> [SET EXERCISE] Repeat every record below exactly as written.

> [PROVIDED DATA]
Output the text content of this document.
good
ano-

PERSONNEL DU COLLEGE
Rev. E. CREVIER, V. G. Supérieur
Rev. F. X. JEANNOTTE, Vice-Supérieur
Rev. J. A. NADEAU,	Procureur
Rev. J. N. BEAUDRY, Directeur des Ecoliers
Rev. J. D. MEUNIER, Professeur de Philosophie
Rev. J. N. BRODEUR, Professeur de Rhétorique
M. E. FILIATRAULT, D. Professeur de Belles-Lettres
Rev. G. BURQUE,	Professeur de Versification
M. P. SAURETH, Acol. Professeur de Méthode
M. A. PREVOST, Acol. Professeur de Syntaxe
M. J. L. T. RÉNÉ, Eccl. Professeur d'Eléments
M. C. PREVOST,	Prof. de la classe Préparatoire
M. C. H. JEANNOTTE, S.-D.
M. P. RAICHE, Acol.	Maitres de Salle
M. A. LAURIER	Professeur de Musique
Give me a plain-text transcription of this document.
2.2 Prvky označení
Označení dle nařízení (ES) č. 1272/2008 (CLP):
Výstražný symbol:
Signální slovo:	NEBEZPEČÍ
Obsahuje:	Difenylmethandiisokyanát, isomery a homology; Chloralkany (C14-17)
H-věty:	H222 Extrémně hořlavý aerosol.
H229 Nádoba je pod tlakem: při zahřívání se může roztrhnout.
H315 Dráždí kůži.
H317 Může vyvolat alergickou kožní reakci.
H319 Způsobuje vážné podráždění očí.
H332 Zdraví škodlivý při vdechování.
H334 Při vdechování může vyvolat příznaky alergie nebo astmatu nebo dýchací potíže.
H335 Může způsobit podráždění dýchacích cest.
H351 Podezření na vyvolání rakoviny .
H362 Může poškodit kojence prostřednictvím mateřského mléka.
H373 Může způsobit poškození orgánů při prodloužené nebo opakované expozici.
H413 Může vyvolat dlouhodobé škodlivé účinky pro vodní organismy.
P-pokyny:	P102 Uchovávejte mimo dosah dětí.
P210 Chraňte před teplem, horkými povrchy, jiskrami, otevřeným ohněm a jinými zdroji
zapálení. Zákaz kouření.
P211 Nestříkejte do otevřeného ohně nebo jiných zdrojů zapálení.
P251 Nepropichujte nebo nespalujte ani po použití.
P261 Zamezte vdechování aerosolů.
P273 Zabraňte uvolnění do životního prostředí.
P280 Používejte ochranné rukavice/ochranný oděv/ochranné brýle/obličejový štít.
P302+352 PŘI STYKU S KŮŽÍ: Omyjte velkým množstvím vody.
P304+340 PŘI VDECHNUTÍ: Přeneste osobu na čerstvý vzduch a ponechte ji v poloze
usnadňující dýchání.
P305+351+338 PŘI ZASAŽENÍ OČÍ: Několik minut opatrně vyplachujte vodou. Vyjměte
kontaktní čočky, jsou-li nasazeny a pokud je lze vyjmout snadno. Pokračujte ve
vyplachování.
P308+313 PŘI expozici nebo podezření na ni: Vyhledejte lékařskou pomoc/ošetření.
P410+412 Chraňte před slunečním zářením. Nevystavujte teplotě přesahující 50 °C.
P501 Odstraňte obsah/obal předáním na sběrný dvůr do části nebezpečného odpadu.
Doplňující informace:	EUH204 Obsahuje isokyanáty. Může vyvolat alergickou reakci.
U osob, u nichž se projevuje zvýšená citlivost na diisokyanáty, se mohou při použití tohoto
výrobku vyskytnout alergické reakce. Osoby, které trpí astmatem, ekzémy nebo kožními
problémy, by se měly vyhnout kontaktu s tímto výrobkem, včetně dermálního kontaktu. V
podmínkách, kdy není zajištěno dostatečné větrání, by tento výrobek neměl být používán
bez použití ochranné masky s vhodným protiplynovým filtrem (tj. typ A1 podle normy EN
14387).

> [RESULT OF THE EXERCISE]
Output the text content of this document.
good
ano-

PERSONNEL DU COLLEGE
Rev. E. CREVIER, V. G. Supérieur
Rev. F. X. JEANNOTTE, Vice-Supérieur
Rev. J. A. NADEAU,	Procureur
Rev. J. N. BEAUDRY, Directeur des Ecoliers
Rev. J. D. MEUNIER, Professeur de Philosophie
Rev. J. N. BRODEUR, Professeur de Rhétorique
M. E. FILIATRAULT, D. Professeur de Belles-Lettres
Rev. G. BURQUE,	Professeur de Versification
M. P. SAURETH, Acol. Professeur de Méthode
M. A. PREVOST, Acol. Professeur de Syntaxe
M. J. L. T. RÉNÉ, Eccl. Professeur d'Eléments
M. C. PREVOST,	Prof. de la classe Préparatoire
M. C. H. JEANNOTTE, S.-D.
M. P. RAICHE, Acol.	Maitres de Salle
M. A. LAURIER	Professeur de Musique
Give me a plain-text transcription of this document.
2.2 Prvky označení
Označení dle nařízení (ES) č. 1272/2008 (CLP):
Výstražný symbol:
Signální slovo:	NEBEZPEČÍ
Obsahuje:	Difenylmethandiisokyanát, isomery a homology; Chloralkany (C14-17)
H-věty:	H222 Extrémně hořlavý aerosol.
H229 Nádoba je pod tlakem: při zahřívání se může roztrhnout.
H315 Dráždí kůži.
H317 Může vyvolat alergickou kožní reakci.
H319 Způsobuje vážné podráždění očí.
H332 Zdraví škodlivý při vdechování.
H334 Při vdechování může vyvolat příznaky alergie nebo astmatu nebo dýchací potíže.
H335 Může způsobit podráždění dýchacích cest.
H351 Podezření na vyvolání rakoviny .
H362 Může poškodit kojence prostřednictvím mateřského mléka.
H373 Může způsobit poškození orgánů při prodloužené nebo opakované expozici.
H413 Může vyvolat dlouhodobé škodlivé účinky pro vodní organismy.
P-pokyny:	P102 Uchovávejte mimo dosah dětí.
P210 Chraňte před teplem, horkými povrchy, jiskrami, otevřeným ohněm a jinými zdroji
zapálení. Zákaz kouření.
P211 Nestříkejte do otevřeného ohně nebo jiných zdrojů zapálení.
P251 Nepropichujte nebo nespalujte ani po použití.
P261 Zamezte vdechování aerosolů.
P273 Zabraňte uvolnění do životního prostředí.
P280 Používejte ochranné rukavice/ochranný oděv/ochranné brýle/obličejový štít.
P302+352 PŘI STYKU S KŮŽÍ: Omyjte velkým množstvím vody.
P304+340 PŘI VDECHNUTÍ: Přeneste osobu na čerstvý vzduch a ponechte ji v poloze
usnadňující dýchání.
P305+351+338 PŘI ZASAŽENÍ OČÍ: Několik minut opatrně vyplachujte vodou. Vyjměte
kontaktní čočky, jsou-li nasazeny a pokud je lze vyjmout snadno. Pokračujte ve
vyplachování.
P308+313 PŘI expozici nebo podezření na ni: Vyhledejte lékařskou pomoc/ošetření.
P410+412 Chraňte před slunečním zářením. Nevystavujte teplotě přesahující 50 °C.
P501 Odstraňte obsah/obal předáním na sběrný dvůr do části nebezpečného odpadu.
Doplňující informace:	EUH204 Obsahuje isokyanáty. Může vyvolat alergickou reakci.
U osob, u nichž se projevuje zvýšená citlivost na diisokyanáty, se mohou při použití tohoto
výrobku vyskytnout alergické reakce. Osoby, které trpí astmatem, ekzémy nebo kožními
problémy, by se měly vyhnout kontaktu s tímto výrobkem, včetně dermálního kontaktu. V
podmínkách, kdy není zajištěno dostatečné větrání, by tento výrobek neměl být používán
bez použití ochranné masky s vhodným protiplynovým filtrem (tj. typ A1 podle normy EN
14387).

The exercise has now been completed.